> **Written request**: Copy out each line below that has the word "Pessimisten" in it.
#### Task inputs
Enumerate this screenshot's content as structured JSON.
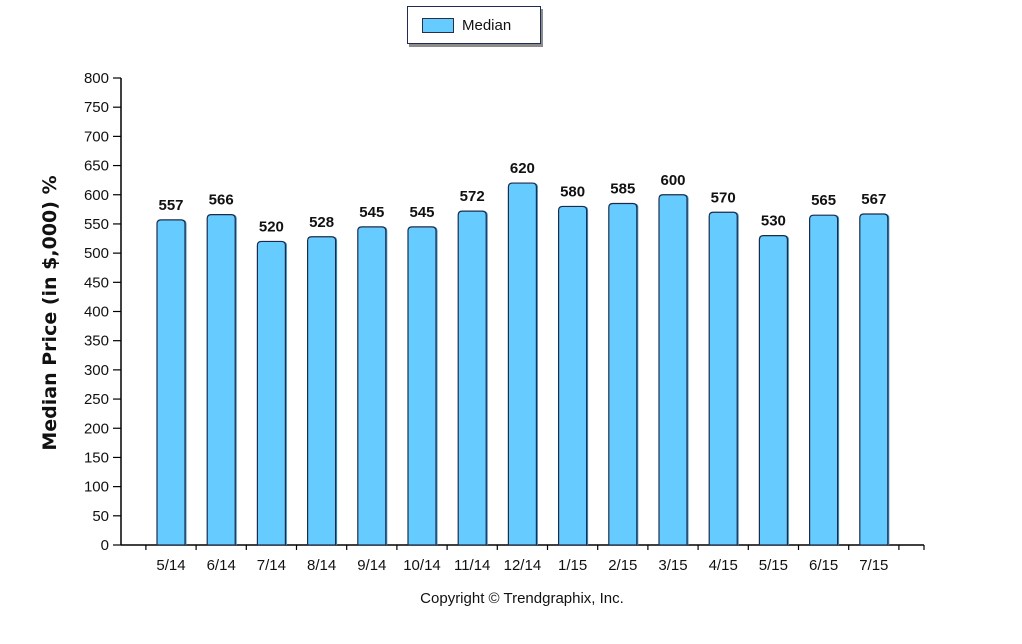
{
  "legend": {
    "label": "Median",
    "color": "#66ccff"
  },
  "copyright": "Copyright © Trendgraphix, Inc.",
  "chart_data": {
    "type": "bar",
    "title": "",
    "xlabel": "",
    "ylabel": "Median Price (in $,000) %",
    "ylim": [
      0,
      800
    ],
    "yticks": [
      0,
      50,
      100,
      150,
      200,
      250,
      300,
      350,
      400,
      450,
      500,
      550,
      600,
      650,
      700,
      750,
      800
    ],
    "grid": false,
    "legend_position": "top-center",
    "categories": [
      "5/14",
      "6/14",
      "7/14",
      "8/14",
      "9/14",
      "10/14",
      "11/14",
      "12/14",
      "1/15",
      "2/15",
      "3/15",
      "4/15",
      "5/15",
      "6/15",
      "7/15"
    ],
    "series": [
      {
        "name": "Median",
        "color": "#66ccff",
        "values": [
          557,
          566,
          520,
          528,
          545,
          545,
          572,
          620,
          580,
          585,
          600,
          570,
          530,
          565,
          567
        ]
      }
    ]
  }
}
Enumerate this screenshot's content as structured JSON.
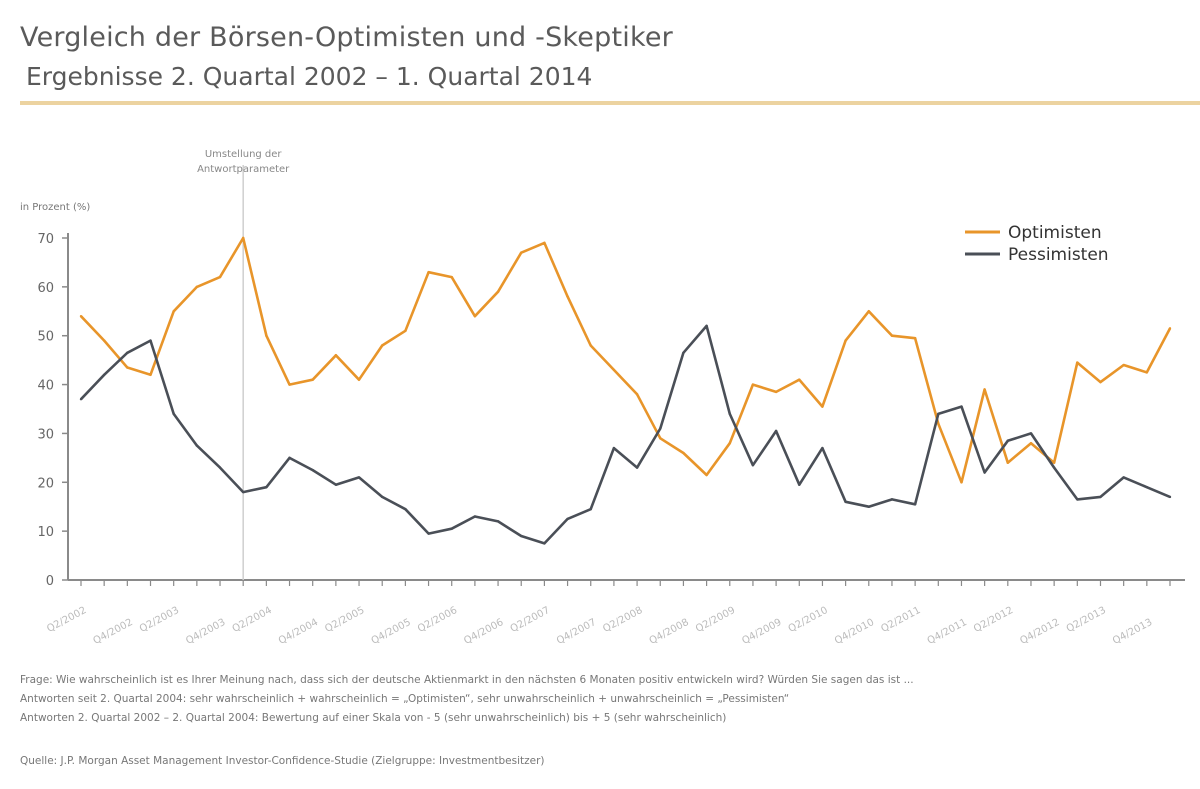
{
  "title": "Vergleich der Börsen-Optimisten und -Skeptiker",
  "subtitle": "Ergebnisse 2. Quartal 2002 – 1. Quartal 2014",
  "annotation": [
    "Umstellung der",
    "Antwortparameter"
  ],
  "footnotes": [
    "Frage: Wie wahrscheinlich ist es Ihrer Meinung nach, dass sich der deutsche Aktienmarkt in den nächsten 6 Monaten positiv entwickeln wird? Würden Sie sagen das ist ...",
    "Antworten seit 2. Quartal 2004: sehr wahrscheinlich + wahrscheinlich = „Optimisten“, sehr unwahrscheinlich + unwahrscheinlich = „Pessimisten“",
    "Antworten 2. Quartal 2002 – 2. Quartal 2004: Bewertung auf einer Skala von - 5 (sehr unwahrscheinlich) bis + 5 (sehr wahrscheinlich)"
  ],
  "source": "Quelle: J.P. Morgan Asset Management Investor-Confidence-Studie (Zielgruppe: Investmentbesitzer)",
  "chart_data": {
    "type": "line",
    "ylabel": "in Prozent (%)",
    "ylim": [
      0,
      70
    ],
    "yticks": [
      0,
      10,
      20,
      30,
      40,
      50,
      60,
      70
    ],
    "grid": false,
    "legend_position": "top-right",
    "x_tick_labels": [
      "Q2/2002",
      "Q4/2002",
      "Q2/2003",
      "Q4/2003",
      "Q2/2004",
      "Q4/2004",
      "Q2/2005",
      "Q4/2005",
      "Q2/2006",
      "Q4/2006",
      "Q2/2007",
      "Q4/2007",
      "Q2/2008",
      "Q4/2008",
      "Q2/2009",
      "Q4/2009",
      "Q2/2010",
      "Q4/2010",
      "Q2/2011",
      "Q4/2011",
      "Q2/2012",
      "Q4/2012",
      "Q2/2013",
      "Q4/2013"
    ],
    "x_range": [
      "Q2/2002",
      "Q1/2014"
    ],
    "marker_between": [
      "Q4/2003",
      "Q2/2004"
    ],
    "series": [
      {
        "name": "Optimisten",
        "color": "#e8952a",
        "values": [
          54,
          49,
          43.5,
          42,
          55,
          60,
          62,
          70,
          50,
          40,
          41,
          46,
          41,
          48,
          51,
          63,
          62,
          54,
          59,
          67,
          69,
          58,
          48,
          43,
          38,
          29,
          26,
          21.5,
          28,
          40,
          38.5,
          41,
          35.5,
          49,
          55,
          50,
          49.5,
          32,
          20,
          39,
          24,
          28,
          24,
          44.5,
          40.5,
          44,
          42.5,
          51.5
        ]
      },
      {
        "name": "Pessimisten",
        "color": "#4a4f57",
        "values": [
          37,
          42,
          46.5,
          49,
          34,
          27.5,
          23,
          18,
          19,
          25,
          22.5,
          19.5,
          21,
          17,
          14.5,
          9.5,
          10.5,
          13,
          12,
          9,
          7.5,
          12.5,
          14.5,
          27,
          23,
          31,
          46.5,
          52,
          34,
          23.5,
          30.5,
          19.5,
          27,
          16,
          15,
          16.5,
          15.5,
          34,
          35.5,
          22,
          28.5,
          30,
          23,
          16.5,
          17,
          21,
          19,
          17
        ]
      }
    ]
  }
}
########
#### Task inputs
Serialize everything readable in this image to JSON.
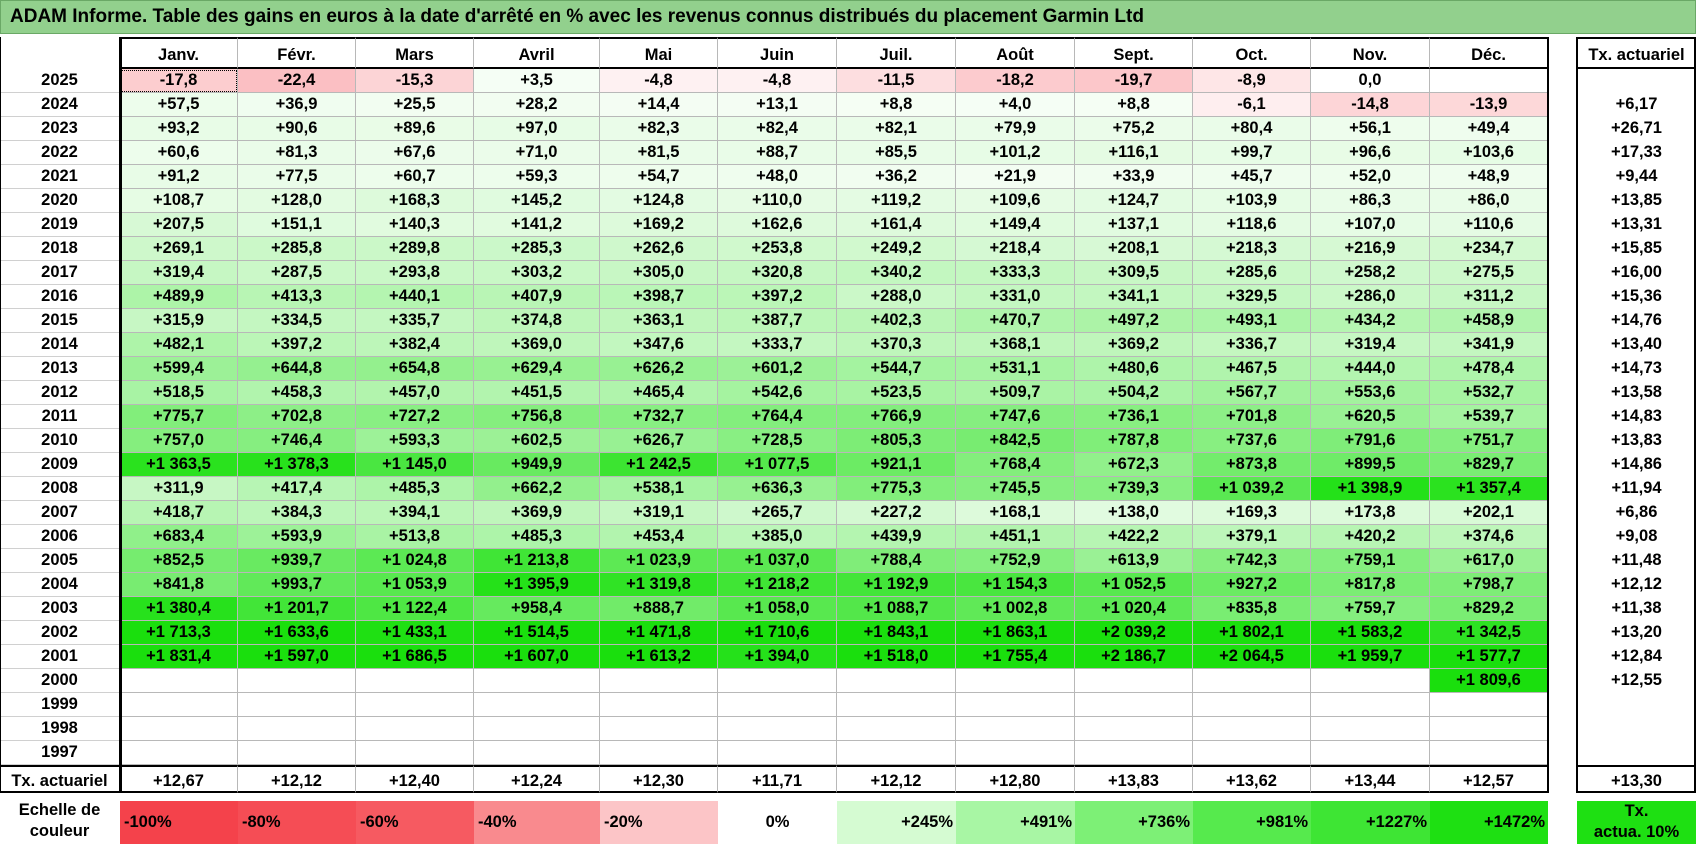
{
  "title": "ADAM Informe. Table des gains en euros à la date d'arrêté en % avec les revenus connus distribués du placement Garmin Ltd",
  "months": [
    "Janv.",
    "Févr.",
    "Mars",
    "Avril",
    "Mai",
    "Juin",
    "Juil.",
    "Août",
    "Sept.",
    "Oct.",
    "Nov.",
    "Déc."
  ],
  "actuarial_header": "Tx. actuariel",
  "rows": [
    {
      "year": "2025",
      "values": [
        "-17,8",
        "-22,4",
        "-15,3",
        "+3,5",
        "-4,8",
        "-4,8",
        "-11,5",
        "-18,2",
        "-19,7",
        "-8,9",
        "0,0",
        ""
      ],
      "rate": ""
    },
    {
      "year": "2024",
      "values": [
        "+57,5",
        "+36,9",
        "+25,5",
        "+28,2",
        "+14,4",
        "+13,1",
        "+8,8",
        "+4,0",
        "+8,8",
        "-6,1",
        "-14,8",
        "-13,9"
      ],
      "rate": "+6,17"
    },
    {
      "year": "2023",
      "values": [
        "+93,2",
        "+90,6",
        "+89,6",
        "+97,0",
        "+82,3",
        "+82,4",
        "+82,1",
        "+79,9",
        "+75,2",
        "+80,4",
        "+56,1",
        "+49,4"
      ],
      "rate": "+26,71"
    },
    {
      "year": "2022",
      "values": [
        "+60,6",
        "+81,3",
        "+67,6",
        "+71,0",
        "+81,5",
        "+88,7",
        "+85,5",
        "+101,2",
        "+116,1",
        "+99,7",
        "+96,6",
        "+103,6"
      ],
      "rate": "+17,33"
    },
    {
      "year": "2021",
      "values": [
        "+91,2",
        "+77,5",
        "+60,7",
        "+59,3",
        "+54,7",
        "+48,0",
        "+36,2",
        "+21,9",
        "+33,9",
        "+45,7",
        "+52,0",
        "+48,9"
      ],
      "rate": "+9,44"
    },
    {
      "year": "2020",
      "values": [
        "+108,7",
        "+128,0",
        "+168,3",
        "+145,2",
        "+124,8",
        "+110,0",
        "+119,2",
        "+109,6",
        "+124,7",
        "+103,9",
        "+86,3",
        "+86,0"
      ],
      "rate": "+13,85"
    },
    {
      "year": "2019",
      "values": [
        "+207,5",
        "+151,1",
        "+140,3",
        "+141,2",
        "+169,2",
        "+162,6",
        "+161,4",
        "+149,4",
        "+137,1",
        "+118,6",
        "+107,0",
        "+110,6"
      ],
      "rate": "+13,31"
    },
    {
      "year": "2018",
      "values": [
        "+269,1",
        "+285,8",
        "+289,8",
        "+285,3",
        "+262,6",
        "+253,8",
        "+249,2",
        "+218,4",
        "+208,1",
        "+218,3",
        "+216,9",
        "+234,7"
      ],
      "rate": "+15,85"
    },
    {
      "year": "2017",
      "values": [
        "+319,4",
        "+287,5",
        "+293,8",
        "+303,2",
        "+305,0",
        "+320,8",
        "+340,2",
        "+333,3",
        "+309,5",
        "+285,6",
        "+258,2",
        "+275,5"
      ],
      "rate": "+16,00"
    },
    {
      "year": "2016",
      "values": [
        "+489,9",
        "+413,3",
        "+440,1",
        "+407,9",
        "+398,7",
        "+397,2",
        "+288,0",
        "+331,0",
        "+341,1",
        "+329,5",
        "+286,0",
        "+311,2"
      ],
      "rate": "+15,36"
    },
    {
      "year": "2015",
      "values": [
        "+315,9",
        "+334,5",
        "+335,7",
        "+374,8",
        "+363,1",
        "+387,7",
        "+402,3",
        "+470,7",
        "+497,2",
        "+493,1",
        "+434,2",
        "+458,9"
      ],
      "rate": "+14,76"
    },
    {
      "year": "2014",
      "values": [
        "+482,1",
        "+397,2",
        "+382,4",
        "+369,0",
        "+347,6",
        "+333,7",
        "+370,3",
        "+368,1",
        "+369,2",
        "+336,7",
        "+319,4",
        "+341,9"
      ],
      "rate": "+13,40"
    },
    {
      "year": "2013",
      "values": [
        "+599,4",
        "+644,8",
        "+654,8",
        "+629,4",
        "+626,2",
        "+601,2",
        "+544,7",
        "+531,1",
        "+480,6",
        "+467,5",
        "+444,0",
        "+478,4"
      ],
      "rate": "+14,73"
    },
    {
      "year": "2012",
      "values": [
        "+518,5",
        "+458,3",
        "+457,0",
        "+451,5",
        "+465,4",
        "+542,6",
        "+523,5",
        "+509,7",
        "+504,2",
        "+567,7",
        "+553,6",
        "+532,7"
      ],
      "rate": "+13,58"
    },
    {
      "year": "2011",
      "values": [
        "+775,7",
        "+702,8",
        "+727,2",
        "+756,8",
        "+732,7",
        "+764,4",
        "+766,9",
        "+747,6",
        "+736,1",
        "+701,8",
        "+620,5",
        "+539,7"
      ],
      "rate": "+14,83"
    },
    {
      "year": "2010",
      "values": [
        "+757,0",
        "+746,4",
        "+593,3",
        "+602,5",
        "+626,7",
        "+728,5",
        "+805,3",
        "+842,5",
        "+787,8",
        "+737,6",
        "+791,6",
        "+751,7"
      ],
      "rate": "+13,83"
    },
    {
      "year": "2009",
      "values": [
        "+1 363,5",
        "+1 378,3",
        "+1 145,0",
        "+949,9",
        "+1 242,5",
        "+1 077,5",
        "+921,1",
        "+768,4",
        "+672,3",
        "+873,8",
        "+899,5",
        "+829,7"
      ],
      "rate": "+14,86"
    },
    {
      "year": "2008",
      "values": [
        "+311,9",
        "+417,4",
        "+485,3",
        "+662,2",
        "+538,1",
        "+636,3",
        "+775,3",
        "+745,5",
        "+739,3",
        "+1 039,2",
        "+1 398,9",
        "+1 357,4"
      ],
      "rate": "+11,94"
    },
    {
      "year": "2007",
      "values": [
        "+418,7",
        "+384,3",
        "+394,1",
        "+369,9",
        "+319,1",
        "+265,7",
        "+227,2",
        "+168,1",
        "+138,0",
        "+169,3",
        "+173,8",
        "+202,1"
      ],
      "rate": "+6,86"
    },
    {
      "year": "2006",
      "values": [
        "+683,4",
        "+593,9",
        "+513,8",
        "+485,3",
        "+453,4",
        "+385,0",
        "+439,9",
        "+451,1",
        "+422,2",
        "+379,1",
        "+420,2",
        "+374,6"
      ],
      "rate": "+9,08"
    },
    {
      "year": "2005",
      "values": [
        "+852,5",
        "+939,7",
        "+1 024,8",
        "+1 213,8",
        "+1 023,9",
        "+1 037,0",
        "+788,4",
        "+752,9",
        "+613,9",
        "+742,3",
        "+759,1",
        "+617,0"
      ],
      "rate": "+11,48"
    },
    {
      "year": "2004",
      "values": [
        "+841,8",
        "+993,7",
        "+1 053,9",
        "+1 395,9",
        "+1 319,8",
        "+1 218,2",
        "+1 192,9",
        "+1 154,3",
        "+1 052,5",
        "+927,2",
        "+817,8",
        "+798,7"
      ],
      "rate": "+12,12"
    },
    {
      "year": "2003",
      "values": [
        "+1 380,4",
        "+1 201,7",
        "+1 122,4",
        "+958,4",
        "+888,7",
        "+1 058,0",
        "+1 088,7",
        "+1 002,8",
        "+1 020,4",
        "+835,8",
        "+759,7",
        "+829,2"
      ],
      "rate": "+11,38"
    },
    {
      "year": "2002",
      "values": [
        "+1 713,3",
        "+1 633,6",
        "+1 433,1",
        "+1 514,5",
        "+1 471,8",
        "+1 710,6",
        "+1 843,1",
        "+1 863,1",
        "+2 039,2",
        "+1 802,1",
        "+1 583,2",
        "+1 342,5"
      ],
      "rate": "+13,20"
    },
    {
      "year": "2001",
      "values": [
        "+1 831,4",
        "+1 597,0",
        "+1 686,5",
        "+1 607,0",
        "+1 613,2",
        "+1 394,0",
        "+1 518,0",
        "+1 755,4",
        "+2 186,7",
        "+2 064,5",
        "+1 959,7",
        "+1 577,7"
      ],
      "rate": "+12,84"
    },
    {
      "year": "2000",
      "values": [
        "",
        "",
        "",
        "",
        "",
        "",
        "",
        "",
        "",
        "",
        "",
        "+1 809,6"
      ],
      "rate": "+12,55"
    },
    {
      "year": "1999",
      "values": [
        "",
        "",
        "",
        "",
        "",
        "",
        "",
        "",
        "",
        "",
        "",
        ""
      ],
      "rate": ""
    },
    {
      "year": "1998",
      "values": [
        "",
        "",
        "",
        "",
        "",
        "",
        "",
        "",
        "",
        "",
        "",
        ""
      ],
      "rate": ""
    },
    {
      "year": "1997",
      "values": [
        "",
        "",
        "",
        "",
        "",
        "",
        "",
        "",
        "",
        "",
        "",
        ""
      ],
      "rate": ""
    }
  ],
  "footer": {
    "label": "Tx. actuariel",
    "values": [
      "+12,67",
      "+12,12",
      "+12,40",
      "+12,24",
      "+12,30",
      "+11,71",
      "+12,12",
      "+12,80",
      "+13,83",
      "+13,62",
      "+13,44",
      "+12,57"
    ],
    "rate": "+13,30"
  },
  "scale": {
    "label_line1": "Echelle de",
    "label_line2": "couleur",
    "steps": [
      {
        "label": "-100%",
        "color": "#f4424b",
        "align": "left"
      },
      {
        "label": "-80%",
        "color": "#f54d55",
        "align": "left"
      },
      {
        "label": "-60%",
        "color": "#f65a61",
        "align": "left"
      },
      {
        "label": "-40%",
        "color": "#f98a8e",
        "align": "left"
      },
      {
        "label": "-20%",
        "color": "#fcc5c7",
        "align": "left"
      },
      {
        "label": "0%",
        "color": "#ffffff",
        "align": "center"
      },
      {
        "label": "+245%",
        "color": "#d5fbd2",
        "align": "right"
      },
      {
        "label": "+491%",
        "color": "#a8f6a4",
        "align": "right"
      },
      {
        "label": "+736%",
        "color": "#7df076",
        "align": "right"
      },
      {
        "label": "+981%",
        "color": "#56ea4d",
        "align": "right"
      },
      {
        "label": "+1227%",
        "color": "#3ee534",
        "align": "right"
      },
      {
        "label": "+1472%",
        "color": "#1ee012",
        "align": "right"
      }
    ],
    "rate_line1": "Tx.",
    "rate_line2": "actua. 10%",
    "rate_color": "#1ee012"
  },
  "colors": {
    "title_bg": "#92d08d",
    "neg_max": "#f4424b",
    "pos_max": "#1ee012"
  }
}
########
> **Answer for this exercise**:
    "Antworten seit 2. Quartal 2004: sehr wahrscheinlich + wahrscheinlich = „Optimisten“, sehr unwahrscheinlich + unwahrscheinlich = „Pessimisten“",
        "name": "Pessimisten",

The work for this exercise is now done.